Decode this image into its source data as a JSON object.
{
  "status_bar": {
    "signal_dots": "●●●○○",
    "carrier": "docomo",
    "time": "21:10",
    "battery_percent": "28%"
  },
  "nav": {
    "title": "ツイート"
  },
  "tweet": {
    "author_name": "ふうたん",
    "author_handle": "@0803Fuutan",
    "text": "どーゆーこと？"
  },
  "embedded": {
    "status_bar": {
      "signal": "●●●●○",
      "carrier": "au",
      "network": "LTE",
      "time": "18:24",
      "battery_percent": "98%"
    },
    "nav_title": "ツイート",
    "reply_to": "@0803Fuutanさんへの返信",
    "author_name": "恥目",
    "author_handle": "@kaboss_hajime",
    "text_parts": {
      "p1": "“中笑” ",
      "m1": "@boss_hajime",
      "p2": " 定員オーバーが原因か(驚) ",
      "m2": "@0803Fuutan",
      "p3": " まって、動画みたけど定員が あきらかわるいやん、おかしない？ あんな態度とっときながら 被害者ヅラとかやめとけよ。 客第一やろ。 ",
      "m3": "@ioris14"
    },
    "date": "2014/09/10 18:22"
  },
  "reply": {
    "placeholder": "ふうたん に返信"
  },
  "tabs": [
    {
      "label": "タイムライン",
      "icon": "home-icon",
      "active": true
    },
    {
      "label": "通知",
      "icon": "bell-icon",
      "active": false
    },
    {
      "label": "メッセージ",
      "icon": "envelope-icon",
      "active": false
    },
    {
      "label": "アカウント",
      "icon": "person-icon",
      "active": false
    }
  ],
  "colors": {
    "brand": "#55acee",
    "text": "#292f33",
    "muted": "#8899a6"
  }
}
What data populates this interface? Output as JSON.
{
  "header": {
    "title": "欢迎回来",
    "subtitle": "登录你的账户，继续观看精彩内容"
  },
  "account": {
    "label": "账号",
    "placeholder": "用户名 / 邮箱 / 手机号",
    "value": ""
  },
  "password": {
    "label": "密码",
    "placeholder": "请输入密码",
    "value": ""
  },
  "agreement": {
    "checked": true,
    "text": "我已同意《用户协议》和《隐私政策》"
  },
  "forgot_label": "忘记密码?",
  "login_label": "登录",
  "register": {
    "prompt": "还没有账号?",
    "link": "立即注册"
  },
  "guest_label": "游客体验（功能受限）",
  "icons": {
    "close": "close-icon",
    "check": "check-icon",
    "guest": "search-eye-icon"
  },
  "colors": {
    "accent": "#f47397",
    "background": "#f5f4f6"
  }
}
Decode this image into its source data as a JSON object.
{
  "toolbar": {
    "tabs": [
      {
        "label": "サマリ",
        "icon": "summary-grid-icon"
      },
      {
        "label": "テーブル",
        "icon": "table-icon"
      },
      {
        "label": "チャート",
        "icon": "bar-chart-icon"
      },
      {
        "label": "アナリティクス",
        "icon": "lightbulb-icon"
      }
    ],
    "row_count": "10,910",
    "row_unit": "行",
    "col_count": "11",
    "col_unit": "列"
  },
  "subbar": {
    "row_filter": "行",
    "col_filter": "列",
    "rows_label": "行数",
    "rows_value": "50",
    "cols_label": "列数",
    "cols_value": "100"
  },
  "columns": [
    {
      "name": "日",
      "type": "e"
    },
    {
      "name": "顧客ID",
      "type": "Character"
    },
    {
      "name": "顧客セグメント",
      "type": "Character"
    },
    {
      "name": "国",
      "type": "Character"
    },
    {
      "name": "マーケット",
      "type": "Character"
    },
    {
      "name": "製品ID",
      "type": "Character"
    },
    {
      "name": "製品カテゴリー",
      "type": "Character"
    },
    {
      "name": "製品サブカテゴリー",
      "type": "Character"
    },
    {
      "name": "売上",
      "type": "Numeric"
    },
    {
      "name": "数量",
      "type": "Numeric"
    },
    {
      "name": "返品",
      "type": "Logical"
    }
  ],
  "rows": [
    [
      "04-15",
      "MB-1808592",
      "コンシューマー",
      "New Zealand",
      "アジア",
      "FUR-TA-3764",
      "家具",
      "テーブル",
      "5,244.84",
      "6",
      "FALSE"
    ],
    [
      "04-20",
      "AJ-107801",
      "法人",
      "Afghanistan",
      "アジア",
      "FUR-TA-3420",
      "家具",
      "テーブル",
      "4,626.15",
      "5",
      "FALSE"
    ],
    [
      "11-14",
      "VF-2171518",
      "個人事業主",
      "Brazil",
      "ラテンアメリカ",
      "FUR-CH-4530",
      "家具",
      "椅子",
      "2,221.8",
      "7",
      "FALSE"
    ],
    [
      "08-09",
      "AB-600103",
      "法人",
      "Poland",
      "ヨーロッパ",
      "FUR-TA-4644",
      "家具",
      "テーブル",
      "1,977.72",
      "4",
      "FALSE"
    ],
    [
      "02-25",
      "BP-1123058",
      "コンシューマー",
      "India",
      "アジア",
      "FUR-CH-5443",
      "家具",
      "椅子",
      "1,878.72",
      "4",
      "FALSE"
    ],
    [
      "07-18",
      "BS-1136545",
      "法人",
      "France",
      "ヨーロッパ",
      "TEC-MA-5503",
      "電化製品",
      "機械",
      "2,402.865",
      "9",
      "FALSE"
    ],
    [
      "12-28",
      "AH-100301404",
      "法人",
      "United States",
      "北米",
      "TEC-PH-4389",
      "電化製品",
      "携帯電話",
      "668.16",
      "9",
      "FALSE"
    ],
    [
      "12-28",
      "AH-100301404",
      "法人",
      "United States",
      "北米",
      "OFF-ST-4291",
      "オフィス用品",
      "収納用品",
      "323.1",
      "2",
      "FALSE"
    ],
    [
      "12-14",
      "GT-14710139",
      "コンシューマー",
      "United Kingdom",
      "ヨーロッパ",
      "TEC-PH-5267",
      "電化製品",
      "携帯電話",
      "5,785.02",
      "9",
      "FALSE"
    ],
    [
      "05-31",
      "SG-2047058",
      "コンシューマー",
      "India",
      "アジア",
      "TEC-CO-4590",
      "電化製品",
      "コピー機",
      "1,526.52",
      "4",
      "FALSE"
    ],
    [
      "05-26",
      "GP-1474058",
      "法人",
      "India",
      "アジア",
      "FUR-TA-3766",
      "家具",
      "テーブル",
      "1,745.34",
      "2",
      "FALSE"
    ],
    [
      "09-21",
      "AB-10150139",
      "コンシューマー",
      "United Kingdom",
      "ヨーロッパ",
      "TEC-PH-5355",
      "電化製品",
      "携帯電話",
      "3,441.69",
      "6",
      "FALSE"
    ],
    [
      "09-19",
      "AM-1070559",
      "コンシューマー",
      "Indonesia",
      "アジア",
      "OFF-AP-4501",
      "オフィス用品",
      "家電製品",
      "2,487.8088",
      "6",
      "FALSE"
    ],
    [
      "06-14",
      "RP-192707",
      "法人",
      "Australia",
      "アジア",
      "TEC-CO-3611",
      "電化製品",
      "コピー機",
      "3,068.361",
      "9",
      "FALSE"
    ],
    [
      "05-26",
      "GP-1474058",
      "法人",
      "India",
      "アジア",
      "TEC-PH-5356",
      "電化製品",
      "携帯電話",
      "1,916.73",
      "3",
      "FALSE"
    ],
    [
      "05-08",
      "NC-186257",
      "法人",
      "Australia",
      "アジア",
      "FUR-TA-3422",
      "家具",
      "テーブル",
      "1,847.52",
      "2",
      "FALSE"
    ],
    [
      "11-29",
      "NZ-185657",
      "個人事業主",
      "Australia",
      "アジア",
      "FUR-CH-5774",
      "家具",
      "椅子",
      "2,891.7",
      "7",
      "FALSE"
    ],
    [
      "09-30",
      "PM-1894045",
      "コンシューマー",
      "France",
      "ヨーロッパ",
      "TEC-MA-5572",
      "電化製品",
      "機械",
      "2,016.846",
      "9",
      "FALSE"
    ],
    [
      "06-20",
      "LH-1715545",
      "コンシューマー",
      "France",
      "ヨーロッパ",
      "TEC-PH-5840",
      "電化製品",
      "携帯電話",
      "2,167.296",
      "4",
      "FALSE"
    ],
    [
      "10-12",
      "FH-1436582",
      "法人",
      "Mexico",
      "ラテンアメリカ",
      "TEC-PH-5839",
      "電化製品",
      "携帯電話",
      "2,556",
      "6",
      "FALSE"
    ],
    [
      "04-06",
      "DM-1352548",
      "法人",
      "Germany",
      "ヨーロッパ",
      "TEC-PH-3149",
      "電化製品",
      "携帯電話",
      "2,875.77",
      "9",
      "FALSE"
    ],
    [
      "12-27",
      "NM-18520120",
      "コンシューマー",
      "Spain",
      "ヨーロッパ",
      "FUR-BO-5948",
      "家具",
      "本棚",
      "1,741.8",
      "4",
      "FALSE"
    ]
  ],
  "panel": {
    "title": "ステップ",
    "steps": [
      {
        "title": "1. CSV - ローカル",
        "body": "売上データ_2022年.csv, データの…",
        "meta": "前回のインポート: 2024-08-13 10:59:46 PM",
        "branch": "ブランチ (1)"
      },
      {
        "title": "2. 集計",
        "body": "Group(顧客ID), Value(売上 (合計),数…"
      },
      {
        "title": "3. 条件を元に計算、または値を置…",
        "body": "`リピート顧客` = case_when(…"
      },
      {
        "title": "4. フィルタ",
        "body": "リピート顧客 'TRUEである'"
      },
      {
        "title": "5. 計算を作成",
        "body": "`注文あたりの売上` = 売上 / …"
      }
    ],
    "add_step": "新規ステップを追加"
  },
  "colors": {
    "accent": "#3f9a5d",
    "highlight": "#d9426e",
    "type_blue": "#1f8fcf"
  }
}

_To be done_. From the data, collect all lines where the string "body" appears.

_Response to this exercise_.
        "body": "売上データ_2022年.csv, データの…",
        "body": "Group(顧客ID), Value(売上 (合計),数…"
        "body": "`リピート顧客` = case_when(…"
        "body": "リピート顧客 'TRUEである'"
        "body": "`注文あたりの売上` = 売上 / …"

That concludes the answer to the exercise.